Set problem
In the memoir about open windows, what illness did the narrator's sister Linda have?

--- Begin Quoted passage ---

My mother in her recliner by the window

I open my study window to a blessed breeze and birdsong. The ferns scorched by heat and drought whisper a rasping refrain.
Memories of open windows waft in with faithful, faultless voices of robins, redwing blackbirds, mourning doves, and numerous winged creatures I cannot identify.  
I sense the health and comfort of this place—welcome the compelling scent that summoned John Muir and other naturalists into the wilderness.
After hours spent before a computer screen, I’d rather tie my walking shoes and talk with trees along my country roads. However, memories linger, insist I stand and listen to Nature’s music—inhale her fragrance.
I see myself a child in first grade, circa 1955, lost in a maze of halls in my new, huge school in Detroit. On the verge of tears, I chance a glance into a large, sunny classroom. A wide beam of sunlight slants through a tall glass and shines upon a student ‘s black hair. Isn’t that my sister Linda? Why is she sleeping in that room?
Linda and her classmates nap on separate reclining wooden chairs. Unlike my room, her class is large with windows almost up to the ceiling. Although it seems strange to see the students sleeping rather than writing at their desks, I feel a little jealous.
The room smells fresh and clean, and quiet enough to hear a pin drop, as Mom would say. She knew a lot about pins because she sewed our clothes and hers.
After school, I ask Mom if Linda slept in a classroom with many bright, open windows stacked on top of each other.
“Yes. It’s a special class for children with sicknesses.”
“Is Linda sick?”
“Yes, with asthma. The fresh air and sunlight help her breathe better,” Mom says.
“Sick children need to rest during school?”
Mom smiles. “Sometimes.”
I wish all classrooms were like Linda’s. Doesn’t every child need fresh air and a bright place to learn?
But I don’t care about naps. I’d rather run outside at recess and feel the breeze in my sweaty hair as I did in the backseat of my father’s Chrysler with my face out the window. I’d close my eyes and taste the air—pass miles and miles on long summer drives from Michigan to Kentucky.
Until Mom spied me in her review mirror. She declared I’d fall overboard.
I hear the ferns rustling and remember my mother in her declining season when I shared her care with my older sister.
Mom sits in the recliner by the front window in our living room and watches the days go by. When I lift the frame, she hears the robins sing.
“Just listen to that pretty bird,” she says.
Dear Reader, I pray to find myself in my declining years sitting in the same recliner by the same open window. I’ll listen to the pretty bird.
And in July’s blessed breeze, I’ll recall when I lapped the air like a dog in the backseat of my father’s Chrysler.

--- End Quoted passage ---
--- Begin Supplied information ---

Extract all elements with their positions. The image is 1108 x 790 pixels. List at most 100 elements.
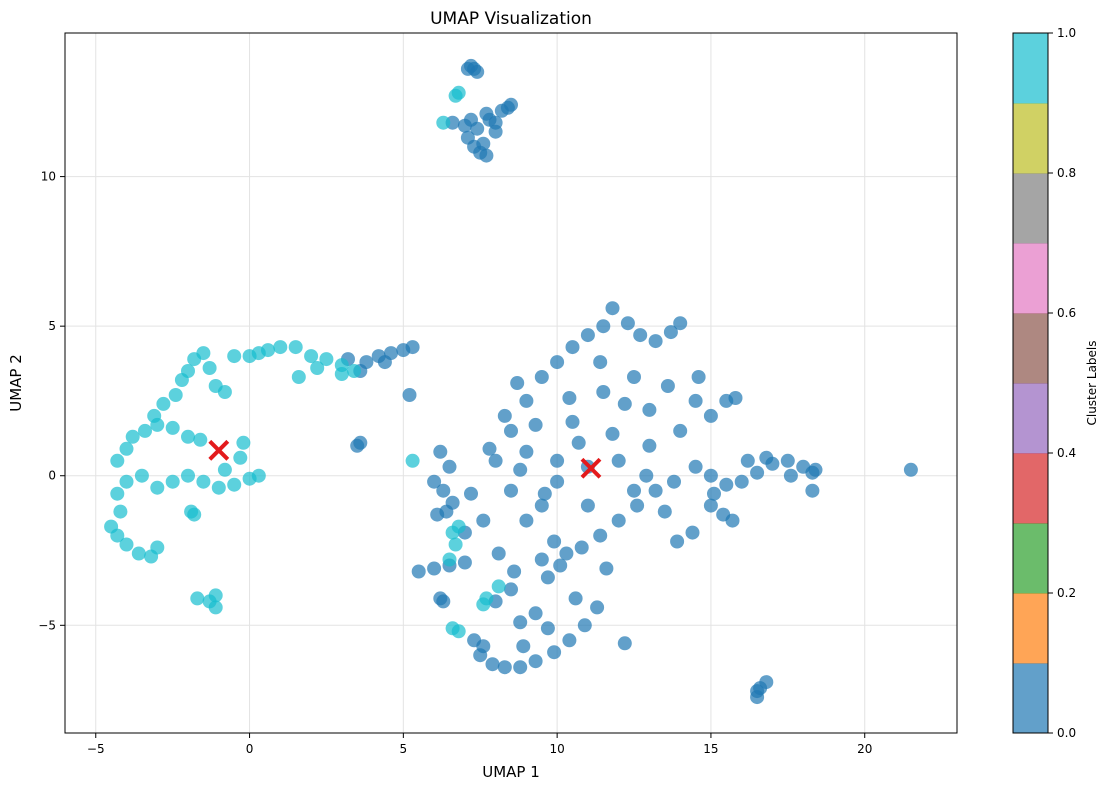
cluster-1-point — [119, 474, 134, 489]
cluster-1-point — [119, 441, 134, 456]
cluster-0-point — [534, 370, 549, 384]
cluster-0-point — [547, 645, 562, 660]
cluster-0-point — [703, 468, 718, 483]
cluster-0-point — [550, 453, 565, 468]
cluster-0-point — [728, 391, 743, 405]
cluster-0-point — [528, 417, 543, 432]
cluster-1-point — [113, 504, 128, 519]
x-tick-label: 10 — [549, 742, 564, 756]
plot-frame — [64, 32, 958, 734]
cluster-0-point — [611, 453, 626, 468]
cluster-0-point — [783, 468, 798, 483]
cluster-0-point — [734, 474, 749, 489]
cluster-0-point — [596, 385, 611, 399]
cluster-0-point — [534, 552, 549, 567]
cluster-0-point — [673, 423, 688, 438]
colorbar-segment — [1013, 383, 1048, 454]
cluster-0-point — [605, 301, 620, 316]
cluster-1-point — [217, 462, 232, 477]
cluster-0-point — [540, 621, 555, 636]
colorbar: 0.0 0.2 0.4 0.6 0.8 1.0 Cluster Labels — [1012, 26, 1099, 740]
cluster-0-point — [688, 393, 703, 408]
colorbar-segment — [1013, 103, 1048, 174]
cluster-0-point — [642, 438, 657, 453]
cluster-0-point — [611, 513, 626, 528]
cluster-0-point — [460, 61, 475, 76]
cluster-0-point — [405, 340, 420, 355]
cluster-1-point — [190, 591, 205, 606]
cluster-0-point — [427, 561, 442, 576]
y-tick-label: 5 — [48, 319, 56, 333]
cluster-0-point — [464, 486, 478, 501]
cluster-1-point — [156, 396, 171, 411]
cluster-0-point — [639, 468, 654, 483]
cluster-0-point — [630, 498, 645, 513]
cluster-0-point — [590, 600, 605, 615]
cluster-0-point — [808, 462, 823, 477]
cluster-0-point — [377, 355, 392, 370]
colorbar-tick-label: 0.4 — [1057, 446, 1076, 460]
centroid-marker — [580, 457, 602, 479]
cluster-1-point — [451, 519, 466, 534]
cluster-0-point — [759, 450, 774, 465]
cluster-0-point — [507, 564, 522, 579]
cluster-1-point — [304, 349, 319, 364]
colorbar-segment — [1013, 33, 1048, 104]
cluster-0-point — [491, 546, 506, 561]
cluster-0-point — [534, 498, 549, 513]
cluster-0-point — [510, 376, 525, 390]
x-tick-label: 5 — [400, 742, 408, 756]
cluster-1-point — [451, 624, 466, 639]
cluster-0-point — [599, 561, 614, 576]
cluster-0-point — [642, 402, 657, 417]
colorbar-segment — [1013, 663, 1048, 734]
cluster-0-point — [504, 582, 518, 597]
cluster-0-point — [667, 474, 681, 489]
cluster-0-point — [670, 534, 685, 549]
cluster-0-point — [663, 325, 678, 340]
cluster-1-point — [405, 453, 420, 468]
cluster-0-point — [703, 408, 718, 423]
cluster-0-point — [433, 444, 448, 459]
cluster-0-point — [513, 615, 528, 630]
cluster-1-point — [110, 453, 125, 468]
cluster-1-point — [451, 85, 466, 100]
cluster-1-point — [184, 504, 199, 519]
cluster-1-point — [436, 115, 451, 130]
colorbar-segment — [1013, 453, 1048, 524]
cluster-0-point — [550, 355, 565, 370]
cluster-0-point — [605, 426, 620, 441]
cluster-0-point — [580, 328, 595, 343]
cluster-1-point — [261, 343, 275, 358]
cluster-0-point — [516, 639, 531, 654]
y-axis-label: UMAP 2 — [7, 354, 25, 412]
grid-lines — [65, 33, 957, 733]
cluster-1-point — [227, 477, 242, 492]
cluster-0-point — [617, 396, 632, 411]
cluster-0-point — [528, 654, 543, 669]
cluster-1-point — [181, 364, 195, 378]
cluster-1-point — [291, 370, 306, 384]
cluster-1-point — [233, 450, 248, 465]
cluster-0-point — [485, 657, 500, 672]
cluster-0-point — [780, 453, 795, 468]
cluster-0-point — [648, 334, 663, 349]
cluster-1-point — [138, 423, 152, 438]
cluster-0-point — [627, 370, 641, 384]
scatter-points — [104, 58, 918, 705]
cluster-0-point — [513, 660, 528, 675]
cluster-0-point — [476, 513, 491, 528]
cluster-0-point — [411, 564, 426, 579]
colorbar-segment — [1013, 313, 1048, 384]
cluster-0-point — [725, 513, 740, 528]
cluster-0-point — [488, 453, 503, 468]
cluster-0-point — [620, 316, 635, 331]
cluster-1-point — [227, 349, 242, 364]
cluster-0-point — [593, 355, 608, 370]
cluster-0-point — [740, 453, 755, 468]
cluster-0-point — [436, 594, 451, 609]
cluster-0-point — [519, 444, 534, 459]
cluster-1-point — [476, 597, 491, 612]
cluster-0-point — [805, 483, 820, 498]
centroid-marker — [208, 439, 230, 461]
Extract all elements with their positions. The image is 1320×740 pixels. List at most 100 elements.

--- End Supplied information ---

In response
Linda had asthma.